_Problem description_
Retype every one of the lines below character for character, keeping their order.

_Element box annotations_
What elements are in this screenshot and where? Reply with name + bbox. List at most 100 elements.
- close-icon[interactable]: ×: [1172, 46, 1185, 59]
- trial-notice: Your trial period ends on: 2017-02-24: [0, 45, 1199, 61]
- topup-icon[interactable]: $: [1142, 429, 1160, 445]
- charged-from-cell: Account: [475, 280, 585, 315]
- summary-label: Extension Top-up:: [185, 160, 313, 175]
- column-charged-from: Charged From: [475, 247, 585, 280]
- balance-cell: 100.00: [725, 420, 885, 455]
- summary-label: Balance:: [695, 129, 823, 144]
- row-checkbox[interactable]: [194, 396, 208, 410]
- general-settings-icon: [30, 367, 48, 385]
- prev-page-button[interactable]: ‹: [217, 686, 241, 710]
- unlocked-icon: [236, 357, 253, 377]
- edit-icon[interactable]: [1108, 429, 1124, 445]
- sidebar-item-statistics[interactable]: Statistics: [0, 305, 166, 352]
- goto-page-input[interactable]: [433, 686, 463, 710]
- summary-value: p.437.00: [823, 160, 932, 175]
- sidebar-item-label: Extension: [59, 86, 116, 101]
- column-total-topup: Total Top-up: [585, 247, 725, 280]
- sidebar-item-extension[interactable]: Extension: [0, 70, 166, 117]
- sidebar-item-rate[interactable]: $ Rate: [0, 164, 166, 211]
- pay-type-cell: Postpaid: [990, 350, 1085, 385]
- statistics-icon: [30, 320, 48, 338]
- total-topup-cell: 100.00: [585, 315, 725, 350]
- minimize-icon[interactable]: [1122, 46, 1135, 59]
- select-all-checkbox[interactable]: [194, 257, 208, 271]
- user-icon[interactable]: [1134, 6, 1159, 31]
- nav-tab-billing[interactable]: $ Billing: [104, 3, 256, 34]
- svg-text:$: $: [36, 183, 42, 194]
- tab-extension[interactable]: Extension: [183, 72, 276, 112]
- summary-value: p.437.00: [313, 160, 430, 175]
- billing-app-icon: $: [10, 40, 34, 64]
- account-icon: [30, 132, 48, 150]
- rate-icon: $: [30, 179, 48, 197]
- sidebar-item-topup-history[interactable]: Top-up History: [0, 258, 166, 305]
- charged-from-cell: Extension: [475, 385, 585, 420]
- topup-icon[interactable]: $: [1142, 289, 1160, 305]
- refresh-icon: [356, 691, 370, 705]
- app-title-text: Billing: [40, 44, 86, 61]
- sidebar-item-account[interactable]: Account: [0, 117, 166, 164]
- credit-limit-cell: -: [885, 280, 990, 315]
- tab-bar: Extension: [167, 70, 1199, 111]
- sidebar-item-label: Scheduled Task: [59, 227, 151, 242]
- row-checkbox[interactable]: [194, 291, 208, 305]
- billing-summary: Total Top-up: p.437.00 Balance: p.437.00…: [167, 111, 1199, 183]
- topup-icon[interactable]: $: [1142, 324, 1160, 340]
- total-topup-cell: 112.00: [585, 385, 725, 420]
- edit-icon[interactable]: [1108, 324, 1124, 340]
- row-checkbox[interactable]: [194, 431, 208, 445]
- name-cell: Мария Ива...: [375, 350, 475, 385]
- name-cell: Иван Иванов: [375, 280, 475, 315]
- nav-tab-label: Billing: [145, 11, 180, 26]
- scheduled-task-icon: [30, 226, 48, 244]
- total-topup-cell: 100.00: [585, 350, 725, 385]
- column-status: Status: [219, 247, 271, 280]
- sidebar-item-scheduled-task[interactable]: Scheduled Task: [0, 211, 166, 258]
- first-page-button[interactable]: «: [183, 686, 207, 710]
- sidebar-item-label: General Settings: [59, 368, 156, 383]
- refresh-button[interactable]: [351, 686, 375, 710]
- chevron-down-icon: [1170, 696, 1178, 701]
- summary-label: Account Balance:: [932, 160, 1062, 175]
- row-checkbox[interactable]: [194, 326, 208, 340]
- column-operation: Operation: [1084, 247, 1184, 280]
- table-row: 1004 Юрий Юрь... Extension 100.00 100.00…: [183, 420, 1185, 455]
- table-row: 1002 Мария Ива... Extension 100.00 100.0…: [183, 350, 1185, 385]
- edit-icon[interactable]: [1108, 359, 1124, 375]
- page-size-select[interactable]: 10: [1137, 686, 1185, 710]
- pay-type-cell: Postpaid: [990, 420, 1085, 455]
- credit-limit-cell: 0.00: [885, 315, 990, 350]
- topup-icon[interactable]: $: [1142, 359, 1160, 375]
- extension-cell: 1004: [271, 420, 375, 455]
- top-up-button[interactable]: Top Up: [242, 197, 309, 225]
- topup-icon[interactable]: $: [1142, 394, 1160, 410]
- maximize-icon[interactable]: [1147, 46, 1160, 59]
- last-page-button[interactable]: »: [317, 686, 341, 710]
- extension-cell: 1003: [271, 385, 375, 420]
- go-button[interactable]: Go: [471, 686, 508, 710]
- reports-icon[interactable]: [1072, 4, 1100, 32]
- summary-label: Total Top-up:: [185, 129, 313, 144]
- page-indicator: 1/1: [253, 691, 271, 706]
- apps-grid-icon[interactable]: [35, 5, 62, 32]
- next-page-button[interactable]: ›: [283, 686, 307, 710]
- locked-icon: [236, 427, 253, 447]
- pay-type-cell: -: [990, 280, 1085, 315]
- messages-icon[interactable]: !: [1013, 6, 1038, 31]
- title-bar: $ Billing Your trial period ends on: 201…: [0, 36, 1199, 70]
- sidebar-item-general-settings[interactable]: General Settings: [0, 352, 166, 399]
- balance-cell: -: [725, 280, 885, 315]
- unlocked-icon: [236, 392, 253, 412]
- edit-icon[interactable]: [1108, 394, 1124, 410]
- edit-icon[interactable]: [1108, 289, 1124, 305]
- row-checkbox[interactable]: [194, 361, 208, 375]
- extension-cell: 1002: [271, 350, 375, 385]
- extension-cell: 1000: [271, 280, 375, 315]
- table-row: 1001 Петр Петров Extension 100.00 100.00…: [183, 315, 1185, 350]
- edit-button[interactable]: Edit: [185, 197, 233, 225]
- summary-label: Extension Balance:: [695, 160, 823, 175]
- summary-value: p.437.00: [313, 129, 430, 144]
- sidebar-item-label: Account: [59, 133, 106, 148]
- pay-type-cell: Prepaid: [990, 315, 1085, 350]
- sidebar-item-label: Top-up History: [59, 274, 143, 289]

_Output of the task_
What elements are in this screenshot and where? Reply with name + bbox. List at most 100 elements.
- close-icon[interactable]: ×: [1172, 46, 1185, 59]
- trial-notice: Your trial period ends on: 2017-02-24: [0, 45, 1199, 61]
- topup-icon[interactable]: $: [1142, 429, 1160, 445]
- charged-from-cell: Account: [475, 280, 585, 315]
- summary-label: Extension Top-up:: [185, 160, 313, 175]
- column-charged-from: Charged From: [475, 247, 585, 280]
- balance-cell: 100.00: [725, 420, 885, 455]
- summary-label: Balance:: [695, 129, 823, 144]
- row-checkbox[interactable]: [194, 396, 208, 410]
- general-settings-icon: [30, 367, 48, 385]
- prev-page-button[interactable]: ‹: [217, 686, 241, 710]
- unlocked-icon: [236, 357, 253, 377]
- edit-icon[interactable]: [1108, 429, 1124, 445]
- sidebar-item-statistics[interactable]: Statistics: [0, 305, 166, 352]
- goto-page-input[interactable]: [433, 686, 463, 710]
- summary-value: p.437.00: [823, 160, 932, 175]
- sidebar-item-label: Extension: [59, 86, 116, 101]
- column-total-topup: Total Top-up: [585, 247, 725, 280]
- sidebar-item-extension[interactable]: Extension: [0, 70, 166, 117]
- sidebar-item-rate[interactable]: $ Rate: [0, 164, 166, 211]
- pay-type-cell: Postpaid: [990, 350, 1085, 385]
- statistics-icon: [30, 320, 48, 338]
- total-topup-cell: 100.00: [585, 315, 725, 350]
- minimize-icon[interactable]: [1122, 46, 1135, 59]
- select-all-checkbox[interactable]: [194, 257, 208, 271]
- user-icon[interactable]: [1134, 6, 1159, 31]
- nav-tab-billing[interactable]: $ Billing: [104, 3, 256, 34]
- svg-text:$: $: [36, 183, 42, 194]
- tab-extension[interactable]: Extension: [183, 72, 276, 112]
- summary-value: p.437.00: [313, 160, 430, 175]
- billing-app-icon: $: [10, 40, 34, 64]
- account-icon: [30, 132, 48, 150]
- rate-icon: $: [30, 179, 48, 197]
- sidebar-item-topup-history[interactable]: Top-up History: [0, 258, 166, 305]
- charged-from-cell: Extension: [475, 385, 585, 420]
- topup-icon[interactable]: $: [1142, 289, 1160, 305]
- refresh-icon: [356, 691, 370, 705]
- app-title-text: Billing: [40, 44, 86, 61]
- sidebar-item-account[interactable]: Account: [0, 117, 166, 164]
- credit-limit-cell: -: [885, 280, 990, 315]
- tab-bar: Extension: [167, 70, 1199, 111]
- sidebar-item-label: Scheduled Task: [59, 227, 151, 242]
- row-checkbox[interactable]: [194, 291, 208, 305]
- billing-summary: Total Top-up: p.437.00 Balance: p.437.00…: [167, 111, 1199, 183]
- topup-icon[interactable]: $: [1142, 324, 1160, 340]
- total-topup-cell: 112.00: [585, 385, 725, 420]
- edit-icon[interactable]: [1108, 324, 1124, 340]
- row-checkbox[interactable]: [194, 431, 208, 445]
- name-cell: Мария Ива...: [375, 350, 475, 385]
- name-cell: Иван Иванов: [375, 280, 475, 315]
- nav-tab-label: Billing: [145, 11, 180, 26]
- scheduled-task-icon: [30, 226, 48, 244]
- total-topup-cell: 100.00: [585, 350, 725, 385]
- column-status: Status: [219, 247, 271, 280]
- sidebar-item-scheduled-task[interactable]: Scheduled Task: [0, 211, 166, 258]
- first-page-button[interactable]: «: [183, 686, 207, 710]
- sidebar-item-label: General Settings: [59, 368, 156, 383]
- refresh-button[interactable]: [351, 686, 375, 710]
- chevron-down-icon: [1170, 696, 1178, 701]
- summary-label: Account Balance:: [932, 160, 1062, 175]
- row-checkbox[interactable]: [194, 326, 208, 340]
- column-operation: Operation: [1084, 247, 1184, 280]
- table-row: 1004 Юрий Юрь... Extension 100.00 100.00…: [183, 420, 1185, 455]
- table-row: 1002 Мария Ива... Extension 100.00 100.0…: [183, 350, 1185, 385]
- edit-icon[interactable]: [1108, 359, 1124, 375]
- page-size-select[interactable]: 10: [1137, 686, 1185, 710]
- pay-type-cell: Postpaid: [990, 420, 1085, 455]
- credit-limit-cell: 0.00: [885, 315, 990, 350]
- topup-icon[interactable]: $: [1142, 359, 1160, 375]
- extension-cell: 1004: [271, 420, 375, 455]
- top-up-button[interactable]: Top Up: [242, 197, 309, 225]
- topup-icon[interactable]: $: [1142, 394, 1160, 410]
- maximize-icon[interactable]: [1147, 46, 1160, 59]
- last-page-button[interactable]: »: [317, 686, 341, 710]
- extension-cell: 1003: [271, 385, 375, 420]
- go-button[interactable]: Go: [471, 686, 508, 710]
- reports-icon[interactable]: [1072, 4, 1100, 32]
- summary-label: Total Top-up:: [185, 129, 313, 144]
- page-indicator: 1/1: [253, 691, 271, 706]
- apps-grid-icon[interactable]: [35, 5, 62, 32]
- next-page-button[interactable]: ›: [283, 686, 307, 710]
- locked-icon: [236, 427, 253, 447]
- pay-type-cell: -: [990, 280, 1085, 315]
- messages-icon[interactable]: !: [1013, 6, 1038, 31]
- title-bar: $ Billing Your trial period ends on: 201…: [0, 36, 1199, 70]
- sidebar-item-general-settings[interactable]: General Settings: [0, 352, 166, 399]
- balance-cell: -: [725, 280, 885, 315]
- unlocked-icon: [236, 392, 253, 412]
- edit-icon[interactable]: [1108, 394, 1124, 410]
- edit-icon[interactable]: [1108, 289, 1124, 305]
- row-checkbox[interactable]: [194, 361, 208, 375]
- extension-cell: 1002: [271, 350, 375, 385]
- extension-cell: 1000: [271, 280, 375, 315]
- table-row: 1001 Петр Петров Extension 100.00 100.00…: [183, 315, 1185, 350]
- edit-button[interactable]: Edit: [185, 197, 233, 225]
- summary-label: Extension Balance:: [695, 160, 823, 175]
- summary-value: p.437.00: [313, 129, 430, 144]
- sidebar-item-label: Account: [59, 133, 106, 148]
- pay-type-cell: Prepaid: [990, 315, 1085, 350]
- sidebar-item-label: Top-up History: [59, 274, 143, 289]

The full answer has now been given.